What you have to do: Return the lines where the word "Published" occurs.

Stored data entries:
━━━

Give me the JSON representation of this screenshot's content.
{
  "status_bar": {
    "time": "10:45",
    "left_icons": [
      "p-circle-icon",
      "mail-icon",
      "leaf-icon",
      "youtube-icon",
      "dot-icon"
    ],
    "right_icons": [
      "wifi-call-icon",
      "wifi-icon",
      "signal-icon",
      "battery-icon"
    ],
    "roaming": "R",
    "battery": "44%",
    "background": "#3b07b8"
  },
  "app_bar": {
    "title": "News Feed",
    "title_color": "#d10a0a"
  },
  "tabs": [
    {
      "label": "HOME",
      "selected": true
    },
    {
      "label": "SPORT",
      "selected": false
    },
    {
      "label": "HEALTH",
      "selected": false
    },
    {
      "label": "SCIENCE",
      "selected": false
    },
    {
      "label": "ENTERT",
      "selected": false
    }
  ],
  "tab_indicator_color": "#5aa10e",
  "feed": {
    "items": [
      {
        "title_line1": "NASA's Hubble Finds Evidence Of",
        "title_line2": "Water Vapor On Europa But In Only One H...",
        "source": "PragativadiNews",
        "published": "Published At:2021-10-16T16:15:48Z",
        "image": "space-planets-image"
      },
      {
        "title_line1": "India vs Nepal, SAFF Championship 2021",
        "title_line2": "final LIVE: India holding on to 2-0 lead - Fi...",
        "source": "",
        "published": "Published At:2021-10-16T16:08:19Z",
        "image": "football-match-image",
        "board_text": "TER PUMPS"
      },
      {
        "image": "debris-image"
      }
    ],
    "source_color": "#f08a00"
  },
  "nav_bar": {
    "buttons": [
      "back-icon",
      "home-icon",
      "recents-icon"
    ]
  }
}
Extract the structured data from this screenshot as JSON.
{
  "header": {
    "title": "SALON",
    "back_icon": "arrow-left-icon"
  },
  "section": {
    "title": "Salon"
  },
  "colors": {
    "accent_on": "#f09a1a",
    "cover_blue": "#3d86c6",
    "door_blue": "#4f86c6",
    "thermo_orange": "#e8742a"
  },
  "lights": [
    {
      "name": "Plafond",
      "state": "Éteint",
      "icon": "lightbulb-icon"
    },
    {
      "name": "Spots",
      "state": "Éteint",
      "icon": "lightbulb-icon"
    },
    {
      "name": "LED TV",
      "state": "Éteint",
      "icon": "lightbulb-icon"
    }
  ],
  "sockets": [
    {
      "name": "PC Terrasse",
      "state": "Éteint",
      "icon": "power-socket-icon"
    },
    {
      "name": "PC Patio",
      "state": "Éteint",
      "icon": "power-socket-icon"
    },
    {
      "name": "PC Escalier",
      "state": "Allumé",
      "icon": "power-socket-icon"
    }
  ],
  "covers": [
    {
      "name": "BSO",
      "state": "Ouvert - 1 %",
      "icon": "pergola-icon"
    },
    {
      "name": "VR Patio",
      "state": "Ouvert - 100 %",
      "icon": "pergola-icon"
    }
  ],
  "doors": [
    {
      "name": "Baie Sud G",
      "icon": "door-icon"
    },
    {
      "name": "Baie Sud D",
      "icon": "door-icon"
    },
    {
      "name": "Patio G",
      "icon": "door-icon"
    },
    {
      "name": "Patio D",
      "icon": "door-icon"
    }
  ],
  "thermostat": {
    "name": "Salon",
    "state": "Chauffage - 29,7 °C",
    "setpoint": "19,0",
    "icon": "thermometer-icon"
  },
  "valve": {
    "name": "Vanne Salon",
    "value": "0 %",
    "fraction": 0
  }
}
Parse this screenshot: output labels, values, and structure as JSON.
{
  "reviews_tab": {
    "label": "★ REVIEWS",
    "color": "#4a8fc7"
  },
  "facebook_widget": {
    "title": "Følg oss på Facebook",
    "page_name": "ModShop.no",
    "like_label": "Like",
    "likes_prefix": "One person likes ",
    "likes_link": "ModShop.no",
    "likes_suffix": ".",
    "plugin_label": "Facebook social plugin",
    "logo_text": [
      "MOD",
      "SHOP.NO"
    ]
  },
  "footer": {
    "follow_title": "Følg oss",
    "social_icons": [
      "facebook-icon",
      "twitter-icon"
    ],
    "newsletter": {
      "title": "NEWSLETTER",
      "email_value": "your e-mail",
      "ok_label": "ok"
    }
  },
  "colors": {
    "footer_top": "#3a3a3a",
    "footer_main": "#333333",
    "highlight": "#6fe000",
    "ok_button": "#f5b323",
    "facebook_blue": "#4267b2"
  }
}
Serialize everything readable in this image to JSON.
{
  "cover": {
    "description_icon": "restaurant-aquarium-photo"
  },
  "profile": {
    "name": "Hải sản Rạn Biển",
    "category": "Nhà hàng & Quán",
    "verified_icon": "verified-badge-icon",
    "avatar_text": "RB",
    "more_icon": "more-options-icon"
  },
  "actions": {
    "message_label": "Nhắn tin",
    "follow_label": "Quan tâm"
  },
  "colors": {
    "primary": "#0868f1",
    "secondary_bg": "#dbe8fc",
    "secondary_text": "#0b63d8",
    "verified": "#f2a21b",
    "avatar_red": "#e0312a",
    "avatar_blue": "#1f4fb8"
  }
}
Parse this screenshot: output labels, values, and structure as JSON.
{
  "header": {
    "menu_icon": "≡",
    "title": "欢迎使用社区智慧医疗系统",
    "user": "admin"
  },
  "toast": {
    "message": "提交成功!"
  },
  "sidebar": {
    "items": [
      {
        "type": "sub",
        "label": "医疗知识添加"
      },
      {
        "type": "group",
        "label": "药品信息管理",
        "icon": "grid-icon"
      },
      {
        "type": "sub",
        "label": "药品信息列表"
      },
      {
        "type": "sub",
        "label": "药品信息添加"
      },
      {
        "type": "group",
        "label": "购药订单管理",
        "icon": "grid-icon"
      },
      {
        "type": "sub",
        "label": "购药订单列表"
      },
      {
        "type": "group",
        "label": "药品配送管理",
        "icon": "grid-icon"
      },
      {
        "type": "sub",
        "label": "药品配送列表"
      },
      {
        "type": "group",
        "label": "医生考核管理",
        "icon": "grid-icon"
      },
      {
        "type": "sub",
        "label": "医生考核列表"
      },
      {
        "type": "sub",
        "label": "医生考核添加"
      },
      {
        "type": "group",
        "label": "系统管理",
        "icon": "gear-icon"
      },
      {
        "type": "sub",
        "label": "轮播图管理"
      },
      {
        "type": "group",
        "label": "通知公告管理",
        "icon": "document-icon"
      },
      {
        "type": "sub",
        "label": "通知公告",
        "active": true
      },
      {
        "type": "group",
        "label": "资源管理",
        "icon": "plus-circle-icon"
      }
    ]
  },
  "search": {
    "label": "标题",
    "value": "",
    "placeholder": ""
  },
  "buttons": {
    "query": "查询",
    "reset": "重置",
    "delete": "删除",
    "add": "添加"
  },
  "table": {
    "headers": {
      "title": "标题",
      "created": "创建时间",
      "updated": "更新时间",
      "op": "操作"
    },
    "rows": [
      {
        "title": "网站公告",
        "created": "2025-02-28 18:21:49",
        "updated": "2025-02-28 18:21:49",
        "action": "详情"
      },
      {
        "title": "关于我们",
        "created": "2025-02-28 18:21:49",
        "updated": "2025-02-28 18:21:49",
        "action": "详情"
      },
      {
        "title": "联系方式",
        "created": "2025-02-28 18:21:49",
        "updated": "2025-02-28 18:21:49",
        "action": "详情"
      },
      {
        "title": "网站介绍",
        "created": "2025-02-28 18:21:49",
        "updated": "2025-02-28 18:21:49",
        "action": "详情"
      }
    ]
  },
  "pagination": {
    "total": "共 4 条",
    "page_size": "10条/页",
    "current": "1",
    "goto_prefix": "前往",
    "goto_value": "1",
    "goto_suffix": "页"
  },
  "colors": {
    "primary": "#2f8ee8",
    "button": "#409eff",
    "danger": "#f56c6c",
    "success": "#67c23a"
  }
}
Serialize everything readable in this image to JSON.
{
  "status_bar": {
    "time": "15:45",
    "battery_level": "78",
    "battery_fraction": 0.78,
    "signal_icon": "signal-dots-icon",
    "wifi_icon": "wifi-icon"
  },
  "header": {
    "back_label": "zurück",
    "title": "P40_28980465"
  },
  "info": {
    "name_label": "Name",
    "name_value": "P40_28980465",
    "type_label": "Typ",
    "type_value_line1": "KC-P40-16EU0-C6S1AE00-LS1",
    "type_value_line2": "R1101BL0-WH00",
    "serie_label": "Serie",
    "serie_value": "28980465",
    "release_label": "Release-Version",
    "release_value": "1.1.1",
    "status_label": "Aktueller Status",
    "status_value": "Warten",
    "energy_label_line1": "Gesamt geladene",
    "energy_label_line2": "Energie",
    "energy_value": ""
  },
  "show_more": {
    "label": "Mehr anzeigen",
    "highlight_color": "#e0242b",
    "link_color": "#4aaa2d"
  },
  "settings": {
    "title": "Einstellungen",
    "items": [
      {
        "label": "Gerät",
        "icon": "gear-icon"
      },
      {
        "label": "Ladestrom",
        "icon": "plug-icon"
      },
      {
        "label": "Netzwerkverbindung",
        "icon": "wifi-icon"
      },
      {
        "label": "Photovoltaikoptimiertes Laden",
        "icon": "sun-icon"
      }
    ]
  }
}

━━━

The output:
        "published": "Published At:2021-10-16T16:15:48Z",
        "published": "Published At:2021-10-16T16:08:19Z",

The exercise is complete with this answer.